Problem details:
Below are records; work out how many of their lines hold the string "JSON" and give that number alone.

Dataset entries
[BEGIN]

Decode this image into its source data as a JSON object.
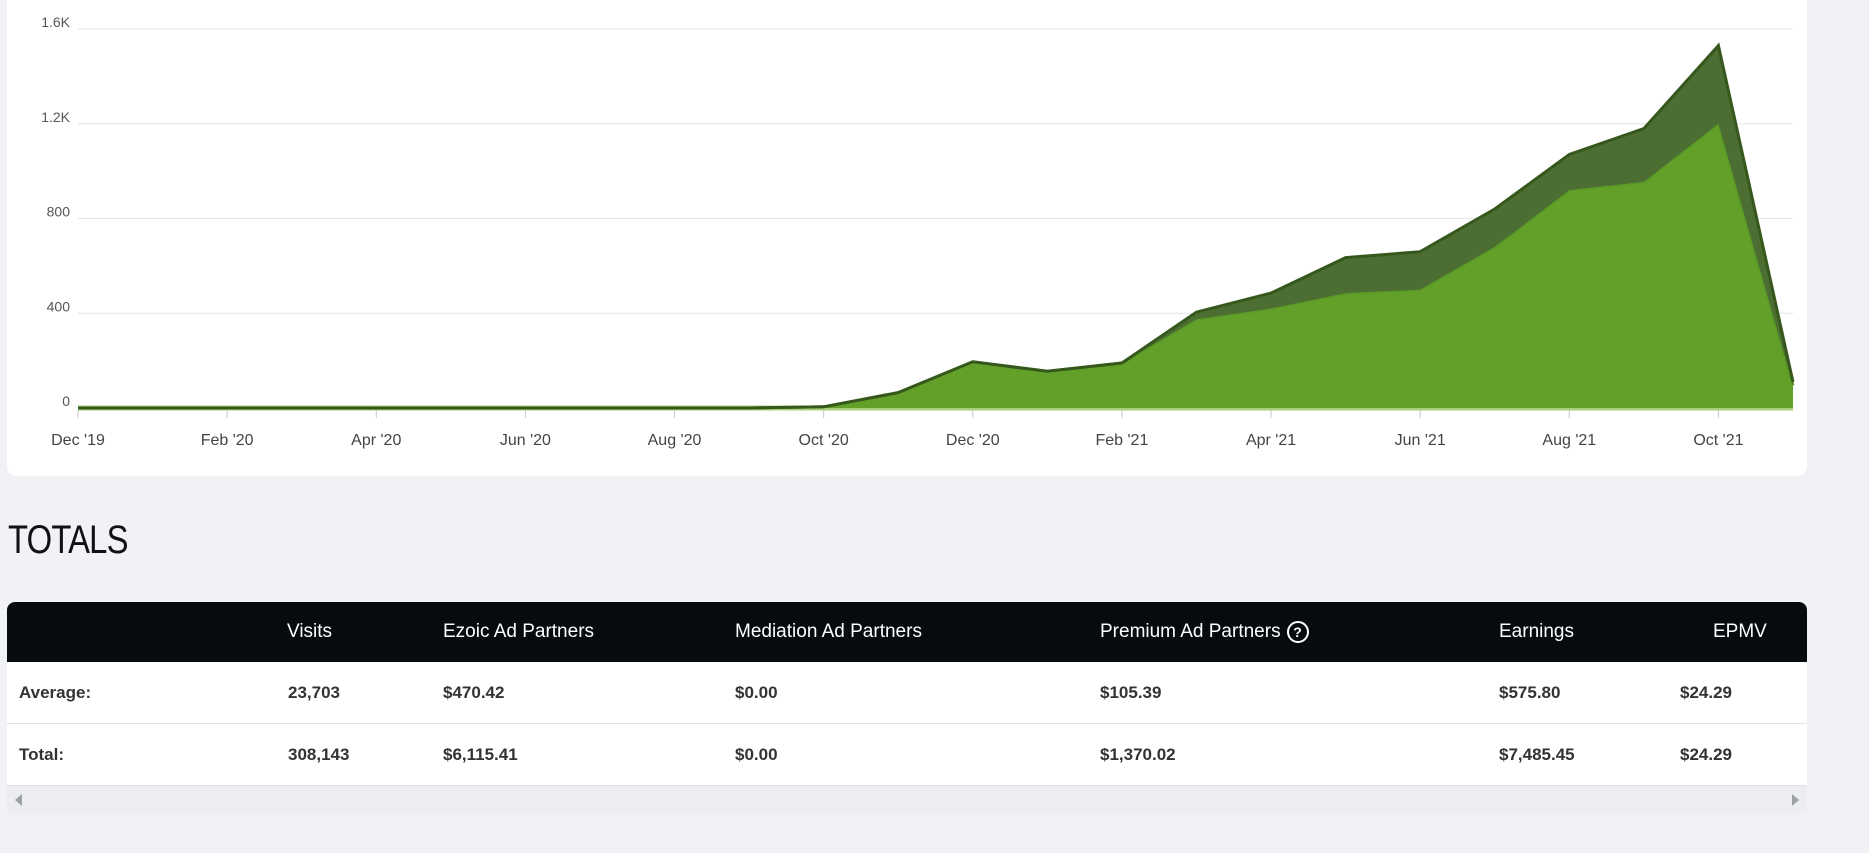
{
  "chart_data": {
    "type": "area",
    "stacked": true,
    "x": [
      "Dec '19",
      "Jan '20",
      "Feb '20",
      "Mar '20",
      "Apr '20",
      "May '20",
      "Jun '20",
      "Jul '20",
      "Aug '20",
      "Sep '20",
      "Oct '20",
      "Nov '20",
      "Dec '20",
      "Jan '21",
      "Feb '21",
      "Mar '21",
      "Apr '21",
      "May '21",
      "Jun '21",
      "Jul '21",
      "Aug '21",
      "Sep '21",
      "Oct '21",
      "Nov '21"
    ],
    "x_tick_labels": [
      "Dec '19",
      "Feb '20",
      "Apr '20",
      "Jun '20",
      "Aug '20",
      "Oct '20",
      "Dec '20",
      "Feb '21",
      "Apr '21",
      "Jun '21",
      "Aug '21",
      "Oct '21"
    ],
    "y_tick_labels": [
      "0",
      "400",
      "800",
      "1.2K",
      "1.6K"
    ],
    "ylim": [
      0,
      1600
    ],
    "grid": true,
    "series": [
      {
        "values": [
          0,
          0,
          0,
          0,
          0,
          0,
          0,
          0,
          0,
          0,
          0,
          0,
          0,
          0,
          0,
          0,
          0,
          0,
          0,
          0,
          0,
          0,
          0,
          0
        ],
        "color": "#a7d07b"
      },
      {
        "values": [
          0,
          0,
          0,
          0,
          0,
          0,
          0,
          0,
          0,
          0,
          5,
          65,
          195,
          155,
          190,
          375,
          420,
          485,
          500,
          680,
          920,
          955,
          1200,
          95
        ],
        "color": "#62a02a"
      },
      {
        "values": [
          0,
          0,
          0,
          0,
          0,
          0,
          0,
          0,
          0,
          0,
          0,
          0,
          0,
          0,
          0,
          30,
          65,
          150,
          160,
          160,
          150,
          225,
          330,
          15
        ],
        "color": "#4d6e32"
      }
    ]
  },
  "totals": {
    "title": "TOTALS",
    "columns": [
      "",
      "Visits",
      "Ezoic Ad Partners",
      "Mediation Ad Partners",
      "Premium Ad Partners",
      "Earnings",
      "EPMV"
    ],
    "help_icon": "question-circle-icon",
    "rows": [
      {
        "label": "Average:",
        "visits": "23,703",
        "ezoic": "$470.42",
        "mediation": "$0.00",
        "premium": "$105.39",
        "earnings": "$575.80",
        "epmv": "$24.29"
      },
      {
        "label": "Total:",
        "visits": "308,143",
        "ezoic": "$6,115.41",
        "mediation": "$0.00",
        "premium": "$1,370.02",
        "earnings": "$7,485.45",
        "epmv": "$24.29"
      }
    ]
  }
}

[END]
[BEGIN]

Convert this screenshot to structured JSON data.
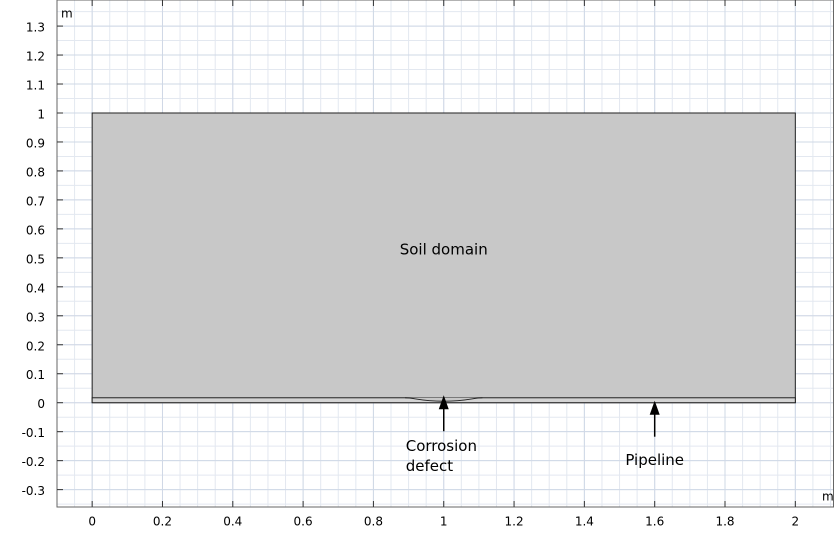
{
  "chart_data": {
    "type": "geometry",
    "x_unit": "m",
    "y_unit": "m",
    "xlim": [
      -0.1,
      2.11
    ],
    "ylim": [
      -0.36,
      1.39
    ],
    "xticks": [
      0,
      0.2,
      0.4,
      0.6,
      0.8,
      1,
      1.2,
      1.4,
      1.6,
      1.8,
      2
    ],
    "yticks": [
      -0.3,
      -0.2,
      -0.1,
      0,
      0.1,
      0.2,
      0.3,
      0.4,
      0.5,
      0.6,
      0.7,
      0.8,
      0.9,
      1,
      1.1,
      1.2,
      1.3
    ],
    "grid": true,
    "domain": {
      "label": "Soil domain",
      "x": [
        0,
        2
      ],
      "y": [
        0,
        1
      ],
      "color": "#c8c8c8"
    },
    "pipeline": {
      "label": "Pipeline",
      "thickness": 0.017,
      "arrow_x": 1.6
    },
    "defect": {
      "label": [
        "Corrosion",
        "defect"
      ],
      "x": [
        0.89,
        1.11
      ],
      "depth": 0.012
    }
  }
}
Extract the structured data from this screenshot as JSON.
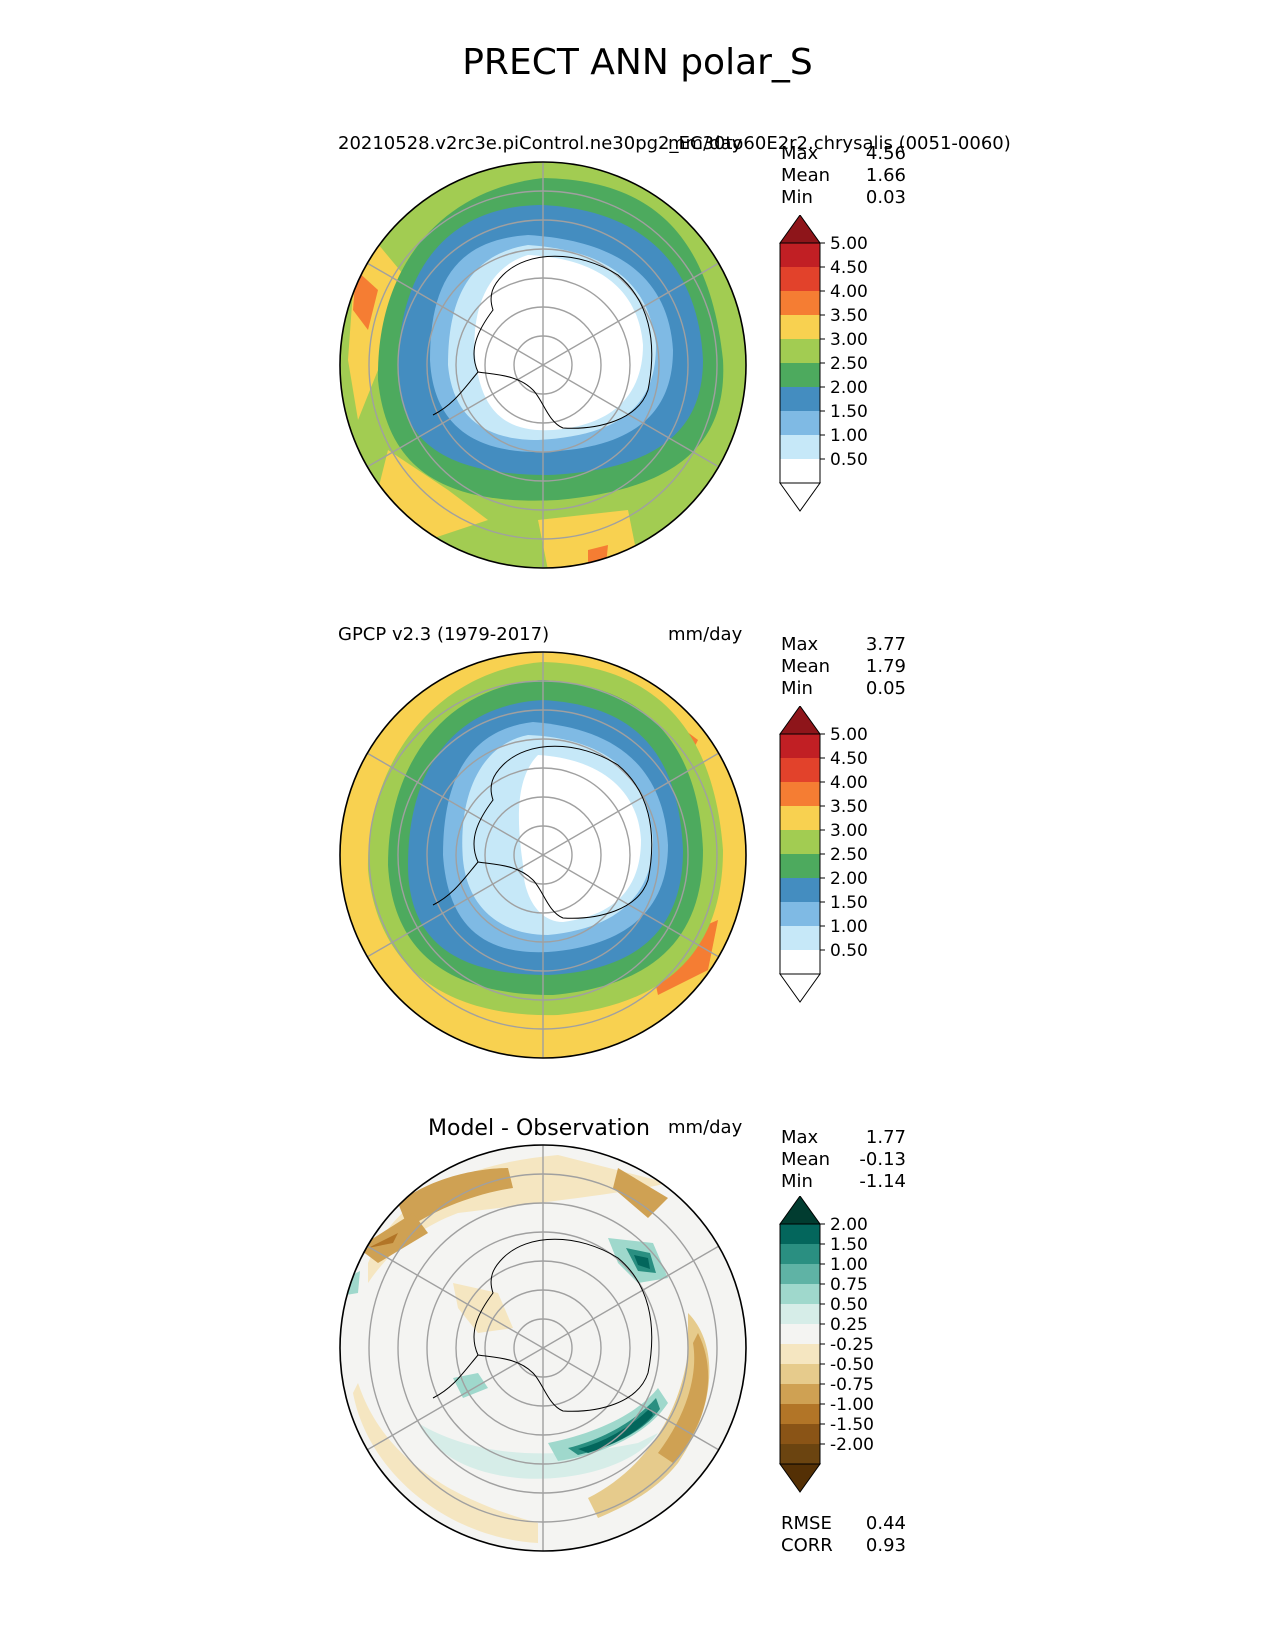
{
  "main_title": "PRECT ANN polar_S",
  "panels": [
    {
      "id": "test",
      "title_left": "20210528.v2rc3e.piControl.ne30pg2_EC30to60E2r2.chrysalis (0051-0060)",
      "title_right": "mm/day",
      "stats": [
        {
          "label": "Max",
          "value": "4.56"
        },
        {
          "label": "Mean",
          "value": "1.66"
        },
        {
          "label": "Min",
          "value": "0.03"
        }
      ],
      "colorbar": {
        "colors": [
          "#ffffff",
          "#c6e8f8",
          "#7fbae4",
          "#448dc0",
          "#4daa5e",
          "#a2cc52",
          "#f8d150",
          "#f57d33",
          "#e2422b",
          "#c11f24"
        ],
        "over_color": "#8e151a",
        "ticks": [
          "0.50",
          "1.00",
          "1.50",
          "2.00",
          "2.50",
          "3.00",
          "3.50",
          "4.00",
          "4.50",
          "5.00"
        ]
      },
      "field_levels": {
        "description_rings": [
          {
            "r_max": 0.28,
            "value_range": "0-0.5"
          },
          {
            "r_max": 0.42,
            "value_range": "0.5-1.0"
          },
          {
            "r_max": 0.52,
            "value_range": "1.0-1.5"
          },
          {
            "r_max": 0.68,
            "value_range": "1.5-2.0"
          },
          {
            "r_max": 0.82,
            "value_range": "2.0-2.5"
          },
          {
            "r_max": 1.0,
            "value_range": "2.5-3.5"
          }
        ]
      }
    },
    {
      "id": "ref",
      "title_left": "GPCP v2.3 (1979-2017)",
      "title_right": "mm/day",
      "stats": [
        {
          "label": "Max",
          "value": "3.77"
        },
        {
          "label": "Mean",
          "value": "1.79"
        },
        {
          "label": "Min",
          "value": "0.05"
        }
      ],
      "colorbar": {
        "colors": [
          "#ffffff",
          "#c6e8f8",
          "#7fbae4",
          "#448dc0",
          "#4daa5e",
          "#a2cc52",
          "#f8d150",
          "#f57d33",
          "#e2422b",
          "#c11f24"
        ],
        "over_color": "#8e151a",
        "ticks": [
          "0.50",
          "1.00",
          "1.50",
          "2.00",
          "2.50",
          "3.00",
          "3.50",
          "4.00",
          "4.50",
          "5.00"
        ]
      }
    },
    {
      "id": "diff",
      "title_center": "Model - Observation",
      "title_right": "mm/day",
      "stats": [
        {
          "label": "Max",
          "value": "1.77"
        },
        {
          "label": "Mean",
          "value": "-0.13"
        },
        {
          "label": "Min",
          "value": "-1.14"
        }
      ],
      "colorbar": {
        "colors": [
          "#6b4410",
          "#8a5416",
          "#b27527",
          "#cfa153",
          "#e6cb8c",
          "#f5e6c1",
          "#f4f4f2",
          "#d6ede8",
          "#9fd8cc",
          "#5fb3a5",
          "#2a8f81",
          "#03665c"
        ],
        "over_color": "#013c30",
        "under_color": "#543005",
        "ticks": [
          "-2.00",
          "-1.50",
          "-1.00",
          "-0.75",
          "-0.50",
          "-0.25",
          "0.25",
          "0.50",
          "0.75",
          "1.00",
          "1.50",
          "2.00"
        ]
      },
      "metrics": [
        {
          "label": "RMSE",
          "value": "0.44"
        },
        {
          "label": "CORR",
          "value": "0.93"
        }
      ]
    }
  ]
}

[END]

Exercise answer:
3